Every line of the material is to be repeated exactly as it stands.

# Data entries for graphics:
____________________

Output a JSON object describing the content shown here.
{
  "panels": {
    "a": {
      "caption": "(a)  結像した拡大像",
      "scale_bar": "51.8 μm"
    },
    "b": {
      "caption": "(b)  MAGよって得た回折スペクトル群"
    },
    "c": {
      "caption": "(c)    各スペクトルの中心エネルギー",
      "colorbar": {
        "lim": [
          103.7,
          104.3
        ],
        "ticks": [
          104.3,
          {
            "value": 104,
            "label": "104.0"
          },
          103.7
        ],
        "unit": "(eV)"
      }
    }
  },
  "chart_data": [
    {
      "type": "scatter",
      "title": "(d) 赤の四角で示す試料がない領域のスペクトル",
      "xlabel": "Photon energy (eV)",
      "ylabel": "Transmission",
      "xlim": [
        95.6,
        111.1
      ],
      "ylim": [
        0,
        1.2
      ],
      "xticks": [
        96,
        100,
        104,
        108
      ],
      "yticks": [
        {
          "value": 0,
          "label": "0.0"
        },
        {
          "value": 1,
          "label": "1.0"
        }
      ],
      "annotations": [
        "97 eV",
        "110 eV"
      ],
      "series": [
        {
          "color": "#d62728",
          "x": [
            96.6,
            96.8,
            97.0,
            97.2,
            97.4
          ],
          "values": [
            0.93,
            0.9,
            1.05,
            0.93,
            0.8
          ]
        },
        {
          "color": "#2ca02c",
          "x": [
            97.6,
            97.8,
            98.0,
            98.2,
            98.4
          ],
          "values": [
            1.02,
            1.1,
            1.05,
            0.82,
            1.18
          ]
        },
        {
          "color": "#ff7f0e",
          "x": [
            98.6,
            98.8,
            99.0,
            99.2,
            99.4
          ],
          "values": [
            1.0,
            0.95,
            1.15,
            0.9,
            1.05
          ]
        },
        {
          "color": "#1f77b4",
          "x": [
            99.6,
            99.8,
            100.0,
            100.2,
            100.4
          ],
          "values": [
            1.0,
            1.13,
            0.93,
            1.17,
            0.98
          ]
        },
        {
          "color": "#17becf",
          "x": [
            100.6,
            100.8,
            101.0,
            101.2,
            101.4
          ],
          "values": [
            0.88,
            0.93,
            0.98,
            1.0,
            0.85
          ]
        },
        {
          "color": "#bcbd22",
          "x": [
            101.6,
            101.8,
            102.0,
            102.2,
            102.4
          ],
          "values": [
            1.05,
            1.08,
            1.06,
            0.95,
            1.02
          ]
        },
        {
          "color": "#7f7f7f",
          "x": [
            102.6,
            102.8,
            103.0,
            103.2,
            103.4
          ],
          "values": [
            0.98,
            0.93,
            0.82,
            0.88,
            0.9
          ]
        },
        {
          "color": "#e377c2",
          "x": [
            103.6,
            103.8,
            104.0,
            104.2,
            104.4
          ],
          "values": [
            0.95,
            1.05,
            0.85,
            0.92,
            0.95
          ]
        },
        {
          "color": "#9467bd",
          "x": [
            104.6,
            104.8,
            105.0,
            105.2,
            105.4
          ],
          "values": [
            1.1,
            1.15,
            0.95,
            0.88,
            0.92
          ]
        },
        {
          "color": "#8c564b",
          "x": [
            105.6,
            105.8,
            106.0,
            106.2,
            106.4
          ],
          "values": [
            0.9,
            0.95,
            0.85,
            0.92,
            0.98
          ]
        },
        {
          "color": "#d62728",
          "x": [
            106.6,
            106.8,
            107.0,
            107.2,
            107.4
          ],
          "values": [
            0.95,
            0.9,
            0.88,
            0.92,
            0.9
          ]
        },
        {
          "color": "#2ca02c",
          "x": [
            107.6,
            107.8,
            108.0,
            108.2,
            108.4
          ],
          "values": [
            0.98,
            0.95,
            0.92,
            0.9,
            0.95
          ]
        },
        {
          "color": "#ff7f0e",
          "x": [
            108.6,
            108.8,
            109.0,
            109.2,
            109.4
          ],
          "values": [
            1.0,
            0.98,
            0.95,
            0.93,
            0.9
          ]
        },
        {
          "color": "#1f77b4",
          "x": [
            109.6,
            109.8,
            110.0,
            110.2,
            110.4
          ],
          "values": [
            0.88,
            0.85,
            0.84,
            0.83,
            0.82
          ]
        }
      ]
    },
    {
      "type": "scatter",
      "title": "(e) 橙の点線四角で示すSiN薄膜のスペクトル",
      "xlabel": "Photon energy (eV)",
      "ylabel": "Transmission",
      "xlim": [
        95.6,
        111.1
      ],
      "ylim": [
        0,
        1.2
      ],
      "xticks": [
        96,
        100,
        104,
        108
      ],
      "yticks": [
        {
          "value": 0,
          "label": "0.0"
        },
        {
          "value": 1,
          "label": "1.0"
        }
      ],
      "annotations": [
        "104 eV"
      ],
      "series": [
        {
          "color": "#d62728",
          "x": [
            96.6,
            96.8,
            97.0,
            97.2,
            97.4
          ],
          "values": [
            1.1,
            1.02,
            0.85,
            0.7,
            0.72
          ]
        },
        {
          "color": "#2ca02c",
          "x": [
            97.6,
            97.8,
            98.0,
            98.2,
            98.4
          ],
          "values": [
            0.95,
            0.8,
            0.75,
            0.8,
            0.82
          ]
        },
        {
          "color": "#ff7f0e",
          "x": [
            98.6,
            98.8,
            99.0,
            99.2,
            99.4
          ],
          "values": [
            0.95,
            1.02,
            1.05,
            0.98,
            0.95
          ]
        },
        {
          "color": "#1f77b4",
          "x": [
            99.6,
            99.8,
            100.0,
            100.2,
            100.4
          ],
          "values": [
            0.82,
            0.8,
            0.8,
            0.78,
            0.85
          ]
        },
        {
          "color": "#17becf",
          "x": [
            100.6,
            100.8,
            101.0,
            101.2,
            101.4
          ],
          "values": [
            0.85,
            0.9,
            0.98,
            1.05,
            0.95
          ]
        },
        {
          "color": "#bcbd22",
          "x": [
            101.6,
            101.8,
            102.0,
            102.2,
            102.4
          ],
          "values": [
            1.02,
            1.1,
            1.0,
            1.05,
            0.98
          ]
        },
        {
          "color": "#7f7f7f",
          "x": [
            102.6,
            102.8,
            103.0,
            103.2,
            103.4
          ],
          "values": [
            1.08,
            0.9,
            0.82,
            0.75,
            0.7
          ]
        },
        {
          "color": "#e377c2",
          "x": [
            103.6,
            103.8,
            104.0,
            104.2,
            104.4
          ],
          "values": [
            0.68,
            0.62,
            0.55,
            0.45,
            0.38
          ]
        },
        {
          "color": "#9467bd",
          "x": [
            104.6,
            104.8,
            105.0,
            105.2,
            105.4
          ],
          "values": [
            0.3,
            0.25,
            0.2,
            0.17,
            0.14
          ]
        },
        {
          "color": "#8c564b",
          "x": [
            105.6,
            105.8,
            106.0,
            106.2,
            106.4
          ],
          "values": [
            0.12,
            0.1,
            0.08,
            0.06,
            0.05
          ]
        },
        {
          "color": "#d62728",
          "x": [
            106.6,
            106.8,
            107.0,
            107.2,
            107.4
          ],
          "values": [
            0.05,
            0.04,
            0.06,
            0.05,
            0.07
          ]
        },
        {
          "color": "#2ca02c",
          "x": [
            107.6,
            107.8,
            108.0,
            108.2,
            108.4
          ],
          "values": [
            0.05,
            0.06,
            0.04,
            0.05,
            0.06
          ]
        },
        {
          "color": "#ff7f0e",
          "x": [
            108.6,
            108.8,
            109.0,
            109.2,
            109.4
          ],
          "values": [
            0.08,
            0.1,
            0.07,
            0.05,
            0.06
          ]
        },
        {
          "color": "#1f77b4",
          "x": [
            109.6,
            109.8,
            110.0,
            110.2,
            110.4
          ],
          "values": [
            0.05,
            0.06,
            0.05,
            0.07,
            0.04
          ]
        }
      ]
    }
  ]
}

____________________

# Task solution:
Output a JSON object describing the content shown here.
{
  "panels": {
    "a": {
      "caption": "(a)  結像した拡大像",
      "scale_bar": "51.8 μm"
    },
    "b": {
      "caption": "(b)  MAGよって得た回折スペクトル群"
    },
    "c": {
      "caption": "(c)    各スペクトルの中心エネルギー",
      "colorbar": {
        "lim": [
          103.7,
          104.3
        ],
        "ticks": [
          104.3,
          {
            "value": 104,
            "label": "104.0"
          },
          103.7
        ],
        "unit": "(eV)"
      }
    }
  },
  "chart_data": [
    {
      "type": "scatter",
      "title": "(d) 赤の四角で示す試料がない領域のスペクトル",
      "xlabel": "Photon energy (eV)",
      "ylabel": "Transmission",
      "xlim": [
        95.6,
        111.1
      ],
      "ylim": [
        0,
        1.2
      ],
      "xticks": [
        96,
        100,
        104,
        108
      ],
      "yticks": [
        {
          "value": 0,
          "label": "0.0"
        },
        {
          "value": 1,
          "label": "1.0"
        }
      ],
      "annotations": [
        "97 eV",
        "110 eV"
      ],
      "series": [
        {
          "color": "#d62728",
          "x": [
            96.6,
            96.8,
            97.0,
            97.2,
            97.4
          ],
          "values": [
            0.93,
            0.9,
            1.05,
            0.93,
            0.8
          ]
        },
        {
          "color": "#2ca02c",
          "x": [
            97.6,
            97.8,
            98.0,
            98.2,
            98.4
          ],
          "values": [
            1.02,
            1.1,
            1.05,
            0.82,
            1.18
          ]
        },
        {
          "color": "#ff7f0e",
          "x": [
            98.6,
            98.8,
            99.0,
            99.2,
            99.4
          ],
          "values": [
            1.0,
            0.95,
            1.15,
            0.9,
            1.05
          ]
        },
        {
          "color": "#1f77b4",
          "x": [
            99.6,
            99.8,
            100.0,
            100.2,
            100.4
          ],
          "values": [
            1.0,
            1.13,
            0.93,
            1.17,
            0.98
          ]
        },
        {
          "color": "#17becf",
          "x": [
            100.6,
            100.8,
            101.0,
            101.2,
            101.4
          ],
          "values": [
            0.88,
            0.93,
            0.98,
            1.0,
            0.85
          ]
        },
        {
          "color": "#bcbd22",
          "x": [
            101.6,
            101.8,
            102.0,
            102.2,
            102.4
          ],
          "values": [
            1.05,
            1.08,
            1.06,
            0.95,
            1.02
          ]
        },
        {
          "color": "#7f7f7f",
          "x": [
            102.6,
            102.8,
            103.0,
            103.2,
            103.4
          ],
          "values": [
            0.98,
            0.93,
            0.82,
            0.88,
            0.9
          ]
        },
        {
          "color": "#e377c2",
          "x": [
            103.6,
            103.8,
            104.0,
            104.2,
            104.4
          ],
          "values": [
            0.95,
            1.05,
            0.85,
            0.92,
            0.95
          ]
        },
        {
          "color": "#9467bd",
          "x": [
            104.6,
            104.8,
            105.0,
            105.2,
            105.4
          ],
          "values": [
            1.1,
            1.15,
            0.95,
            0.88,
            0.92
          ]
        },
        {
          "color": "#8c564b",
          "x": [
            105.6,
            105.8,
            106.0,
            106.2,
            106.4
          ],
          "values": [
            0.9,
            0.95,
            0.85,
            0.92,
            0.98
          ]
        },
        {
          "color": "#d62728",
          "x": [
            106.6,
            106.8,
            107.0,
            107.2,
            107.4
          ],
          "values": [
            0.95,
            0.9,
            0.88,
            0.92,
            0.9
          ]
        },
        {
          "color": "#2ca02c",
          "x": [
            107.6,
            107.8,
            108.0,
            108.2,
            108.4
          ],
          "values": [
            0.98,
            0.95,
            0.92,
            0.9,
            0.95
          ]
        },
        {
          "color": "#ff7f0e",
          "x": [
            108.6,
            108.8,
            109.0,
            109.2,
            109.4
          ],
          "values": [
            1.0,
            0.98,
            0.95,
            0.93,
            0.9
          ]
        },
        {
          "color": "#1f77b4",
          "x": [
            109.6,
            109.8,
            110.0,
            110.2,
            110.4
          ],
          "values": [
            0.88,
            0.85,
            0.84,
            0.83,
            0.82
          ]
        }
      ]
    },
    {
      "type": "scatter",
      "title": "(e) 橙の点線四角で示すSiN薄膜のスペクトル",
      "xlabel": "Photon energy (eV)",
      "ylabel": "Transmission",
      "xlim": [
        95.6,
        111.1
      ],
      "ylim": [
        0,
        1.2
      ],
      "xticks": [
        96,
        100,
        104,
        108
      ],
      "yticks": [
        {
          "value": 0,
          "label": "0.0"
        },
        {
          "value": 1,
          "label": "1.0"
        }
      ],
      "annotations": [
        "104 eV"
      ],
      "series": [
        {
          "color": "#d62728",
          "x": [
            96.6,
            96.8,
            97.0,
            97.2,
            97.4
          ],
          "values": [
            1.1,
            1.02,
            0.85,
            0.7,
            0.72
          ]
        },
        {
          "color": "#2ca02c",
          "x": [
            97.6,
            97.8,
            98.0,
            98.2,
            98.4
          ],
          "values": [
            0.95,
            0.8,
            0.75,
            0.8,
            0.82
          ]
        },
        {
          "color": "#ff7f0e",
          "x": [
            98.6,
            98.8,
            99.0,
            99.2,
            99.4
          ],
          "values": [
            0.95,
            1.02,
            1.05,
            0.98,
            0.95
          ]
        },
        {
          "color": "#1f77b4",
          "x": [
            99.6,
            99.8,
            100.0,
            100.2,
            100.4
          ],
          "values": [
            0.82,
            0.8,
            0.8,
            0.78,
            0.85
          ]
        },
        {
          "color": "#17becf",
          "x": [
            100.6,
            100.8,
            101.0,
            101.2,
            101.4
          ],
          "values": [
            0.85,
            0.9,
            0.98,
            1.05,
            0.95
          ]
        },
        {
          "color": "#bcbd22",
          "x": [
            101.6,
            101.8,
            102.0,
            102.2,
            102.4
          ],
          "values": [
            1.02,
            1.1,
            1.0,
            1.05,
            0.98
          ]
        },
        {
          "color": "#7f7f7f",
          "x": [
            102.6,
            102.8,
            103.0,
            103.2,
            103.4
          ],
          "values": [
            1.08,
            0.9,
            0.82,
            0.75,
            0.7
          ]
        },
        {
          "color": "#e377c2",
          "x": [
            103.6,
            103.8,
            104.0,
            104.2,
            104.4
          ],
          "values": [
            0.68,
            0.62,
            0.55,
            0.45,
            0.38
          ]
        },
        {
          "color": "#9467bd",
          "x": [
            104.6,
            104.8,
            105.0,
            105.2,
            105.4
          ],
          "values": [
            0.3,
            0.25,
            0.2,
            0.17,
            0.14
          ]
        },
        {
          "color": "#8c564b",
          "x": [
            105.6,
            105.8,
            106.0,
            106.2,
            106.4
          ],
          "values": [
            0.12,
            0.1,
            0.08,
            0.06,
            0.05
          ]
        },
        {
          "color": "#d62728",
          "x": [
            106.6,
            106.8,
            107.0,
            107.2,
            107.4
          ],
          "values": [
            0.05,
            0.04,
            0.06,
            0.05,
            0.07
          ]
        },
        {
          "color": "#2ca02c",
          "x": [
            107.6,
            107.8,
            108.0,
            108.2,
            108.4
          ],
          "values": [
            0.05,
            0.06,
            0.04,
            0.05,
            0.06
          ]
        },
        {
          "color": "#ff7f0e",
          "x": [
            108.6,
            108.8,
            109.0,
            109.2,
            109.4
          ],
          "values": [
            0.08,
            0.1,
            0.07,
            0.05,
            0.06
          ]
        },
        {
          "color": "#1f77b4",
          "x": [
            109.6,
            109.8,
            110.0,
            110.2,
            110.4
          ],
          "values": [
            0.05,
            0.06,
            0.05,
            0.07,
            0.04
          ]
        }
      ]
    }
  ]
}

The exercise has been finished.